Goal of the exercise: Return each line of the material verbatim.

┄┄┄┄┄┄┄┄┄┄┄┄┄┄┄┄┄┄┄┄

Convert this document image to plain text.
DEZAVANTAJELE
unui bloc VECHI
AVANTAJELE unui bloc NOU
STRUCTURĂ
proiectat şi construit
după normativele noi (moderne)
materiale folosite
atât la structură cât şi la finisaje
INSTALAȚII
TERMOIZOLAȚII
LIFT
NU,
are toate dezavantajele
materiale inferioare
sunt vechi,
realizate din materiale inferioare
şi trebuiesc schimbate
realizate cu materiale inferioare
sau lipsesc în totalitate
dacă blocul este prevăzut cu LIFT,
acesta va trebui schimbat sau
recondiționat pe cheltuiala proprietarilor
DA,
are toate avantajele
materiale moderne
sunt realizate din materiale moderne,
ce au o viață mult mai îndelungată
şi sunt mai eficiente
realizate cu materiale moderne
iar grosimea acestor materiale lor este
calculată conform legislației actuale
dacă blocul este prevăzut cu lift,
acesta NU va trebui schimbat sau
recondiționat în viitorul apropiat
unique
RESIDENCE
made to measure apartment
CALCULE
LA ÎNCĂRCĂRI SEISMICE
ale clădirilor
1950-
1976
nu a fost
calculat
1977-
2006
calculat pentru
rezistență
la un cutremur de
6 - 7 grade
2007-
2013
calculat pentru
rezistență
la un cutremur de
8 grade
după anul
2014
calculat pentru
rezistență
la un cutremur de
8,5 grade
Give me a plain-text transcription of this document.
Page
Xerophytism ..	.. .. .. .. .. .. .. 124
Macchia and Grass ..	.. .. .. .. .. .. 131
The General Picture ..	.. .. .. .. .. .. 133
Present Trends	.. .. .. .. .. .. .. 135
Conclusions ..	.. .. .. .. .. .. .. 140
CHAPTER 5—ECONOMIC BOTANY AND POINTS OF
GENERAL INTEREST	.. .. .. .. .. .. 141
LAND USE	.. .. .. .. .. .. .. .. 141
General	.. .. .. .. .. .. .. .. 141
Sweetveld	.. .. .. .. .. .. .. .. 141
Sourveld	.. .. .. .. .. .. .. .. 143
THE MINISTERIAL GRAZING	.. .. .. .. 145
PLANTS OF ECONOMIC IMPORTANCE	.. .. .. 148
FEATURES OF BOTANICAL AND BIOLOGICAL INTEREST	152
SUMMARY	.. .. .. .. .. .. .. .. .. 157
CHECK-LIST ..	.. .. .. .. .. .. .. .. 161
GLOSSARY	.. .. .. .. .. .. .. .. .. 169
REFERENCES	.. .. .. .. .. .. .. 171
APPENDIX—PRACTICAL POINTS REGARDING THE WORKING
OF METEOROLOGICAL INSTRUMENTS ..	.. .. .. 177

┄┄┄┄┄┄┄┄┄┄┄┄┄┄┄┄┄┄┄┄

Correct result:
Convert this document image to plain text.
DEZAVANTAJELE
unui bloc VECHI
AVANTAJELE unui bloc NOU
STRUCTURĂ
proiectat şi construit
după normativele noi (moderne)
materiale folosite
atât la structură cât şi la finisaje
INSTALAȚII
TERMOIZOLAȚII
LIFT
NU,
are toate dezavantajele
materiale inferioare
sunt vechi,
realizate din materiale inferioare
şi trebuiesc schimbate
realizate cu materiale inferioare
sau lipsesc în totalitate
dacă blocul este prevăzut cu LIFT,
acesta va trebui schimbat sau
recondiționat pe cheltuiala proprietarilor
DA,
are toate avantajele
materiale moderne
sunt realizate din materiale moderne,
ce au o viață mult mai îndelungată
şi sunt mai eficiente
realizate cu materiale moderne
iar grosimea acestor materiale lor este
calculată conform legislației actuale
dacă blocul este prevăzut cu lift,
acesta NU va trebui schimbat sau
recondiționat în viitorul apropiat
unique
RESIDENCE
made to measure apartment
CALCULE
LA ÎNCĂRCĂRI SEISMICE
ale clădirilor
1950-
1976
nu a fost
calculat
1977-
2006
calculat pentru
rezistență
la un cutremur de
6 - 7 grade
2007-
2013
calculat pentru
rezistență
la un cutremur de
8 grade
după anul
2014
calculat pentru
rezistență
la un cutremur de
8,5 grade
Give me a plain-text transcription of this document.
Page
Xerophytism ..	.. .. .. .. .. .. .. 124
Macchia and Grass ..	.. .. .. .. .. .. 131
The General Picture ..	.. .. .. .. .. .. 133
Present Trends	.. .. .. .. .. .. .. 135
Conclusions ..	.. .. .. .. .. .. .. 140
CHAPTER 5—ECONOMIC BOTANY AND POINTS OF
GENERAL INTEREST	.. .. .. .. .. .. 141
LAND USE	.. .. .. .. .. .. .. .. 141
General	.. .. .. .. .. .. .. .. 141
Sweetveld	.. .. .. .. .. .. .. .. 141
Sourveld	.. .. .. .. .. .. .. .. 143
THE MINISTERIAL GRAZING	.. .. .. .. 145
PLANTS OF ECONOMIC IMPORTANCE	.. .. .. 148
FEATURES OF BOTANICAL AND BIOLOGICAL INTEREST	152
SUMMARY	.. .. .. .. .. .. .. .. .. 157
CHECK-LIST ..	.. .. .. .. .. .. .. .. 161
GLOSSARY	.. .. .. .. .. .. .. .. .. 169
REFERENCES	.. .. .. .. .. .. .. 171
APPENDIX—PRACTICAL POINTS REGARDING THE WORKING
OF METEOROLOGICAL INSTRUMENTS ..	.. .. .. 177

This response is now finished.